• _Richiesta scritta 1_
Elenca tutte le pubblicazioni che l'articolo sulla dichiarazione modernista del papa cita per titolo.
• _Richiesta scritta 2_
Secondo l'articolo, quale editore ha pubblicato il libro tratto dalla conversazione tra Bergoglio e Antonio Spadaro, e in quale città e anno?
• _Richiesta scritta 3_
Per favore, riporta il passo dell'articolo compreso tra "Prendiamo buona nota" e "facoltà del raziocinio.", estremi inclusi.

• _Articolo_
══════════
Il papa almeno è sincero si dichiara modernista. Cosa vuol dire rileggere il Vangelo alla luce della cultura contemporanea: il veleno modernista è ormai penetrato così a fondo nelle nostre coscienze da toglierci ogni raziocinio
di Francesco Lamendola
Nel corso della conversazione con il gesuita Antonio Spadaro, direttore della rivista La civiltà cattolica, da cui è stato poi tratto il libro: Papa Francesco, La mia porta è sempre aperta (Milano, Rizzoli Editore, 2013), il neoeletto Bergoglio, invitato a esprimere il suo giudizio sul significato del Concilio Vaticano II per la storia della Chiesa, testualmente ha affermato (op cit., p. 68):
Il Vaticano II è stato una rilettura del Vangelo alla luce della cultura contemporanea. Ha prodotto un movimento di rinnovamento che semplicemente viene dallo stesso Vangelo. I frutti sono enormi. Basta ricordare la liturgia. Il lavoro della riforma liturgica è stato un servizio al popolo come rilettura del Vangelo a partire da una situazione storica concreta. Sì, ci sono linee di ermeneutica di continuità e discontinuità, tuttavia una cosa è chiara: la dinamica di lettura del Vangelo attualizzata nell’oggi che è stata proposta dal Concilio è assolutamente irreversibile. Poi ci sono questioni particolari come la liturgia secondo il “Vetus Ordo”. Penso che la scelta di Papa Benedetto [allusione alla lettera apostolica “Summorum pontificum” pubblicata in forma di “motu proprio” il 7 luglio 2007; nota nostra] sia stata prudenziale, legata all’aiuto ad alcune persone che hanno questa particolar sensibilità. Considero invece preoccupante il rischio di ideologizzazione del “Vetus Ordo”, la sua strumentalizzazione.
Prendiamo buona nota di questa affermazione: Il Vaticano II è stato una rilettura del Vangelo alla luce della cultura contemporanea.Se questa frase non ci fa saltare letteralmente sulla sedia, se non ha provocato alcuna reazione nella Chiesa e nel mondo cattolico, ciò si deve unicamente al fatto che il veleno modernista è ormai penetrato così a fondo nelle nostre coscienze, da toglierci, alla lettera, la facoltà del raziocinio.
══════════
• _Dati forniti_
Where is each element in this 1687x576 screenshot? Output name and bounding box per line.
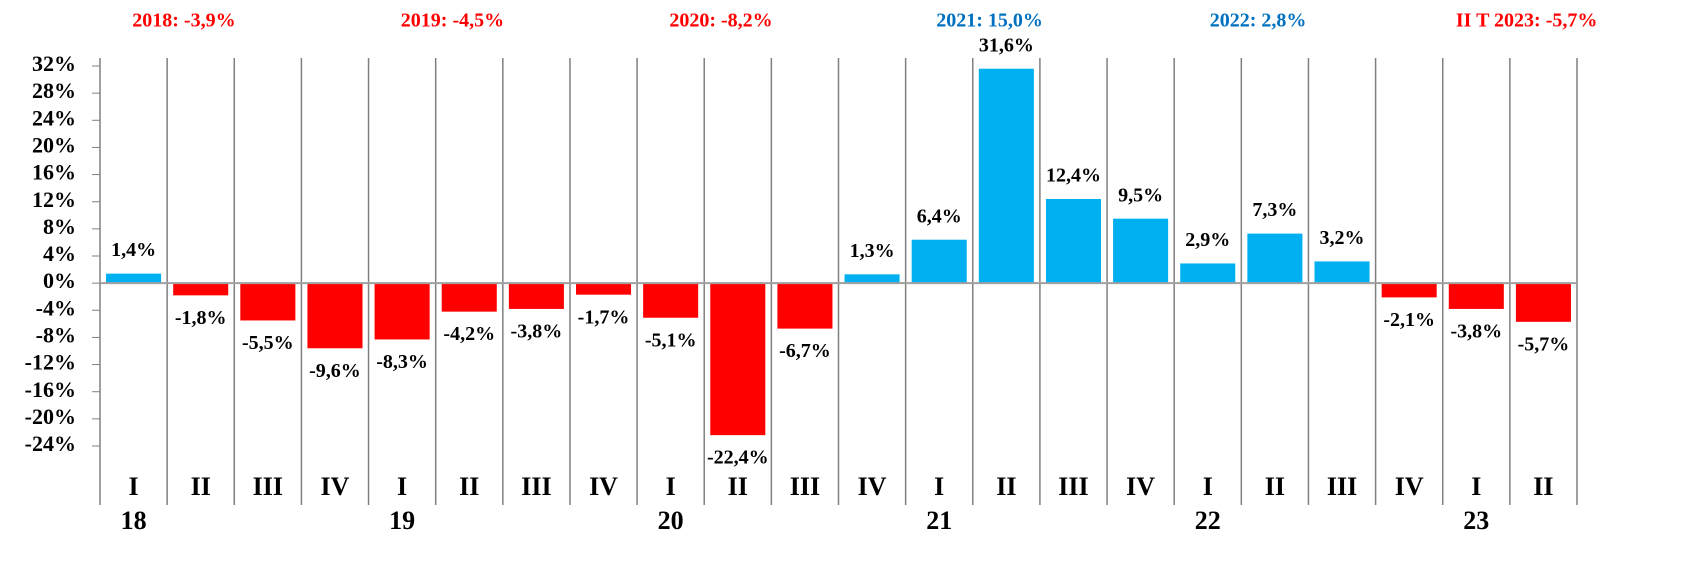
══════════
• _Soluzione 1_
- La civiltà cattolica (rivista)
- Papa Francesco, La mia porta è sempre aperta (libro)
- Summorum pontificum (lettera apostolica)

• _Soluzione 2_
Rizzoli Editore, a Milano, nel 2013.

• _Soluzione 3_
Prendiamo buona nota di questa affermazione: Il Vaticano II è stato una rilettura del Vangelo alla luce della cultura contemporanea.Se questa frase non ci fa saltare letteralmente sulla sedia, se non ha provocato alcuna reazione nella Chiesa e nel mondo cattolico, ciò si deve unicamente al fatto che il veleno modernista è ormai penetrato così a fondo nelle nostre coscienze, da toglierci, alla lettera, la facoltà del raziocinio.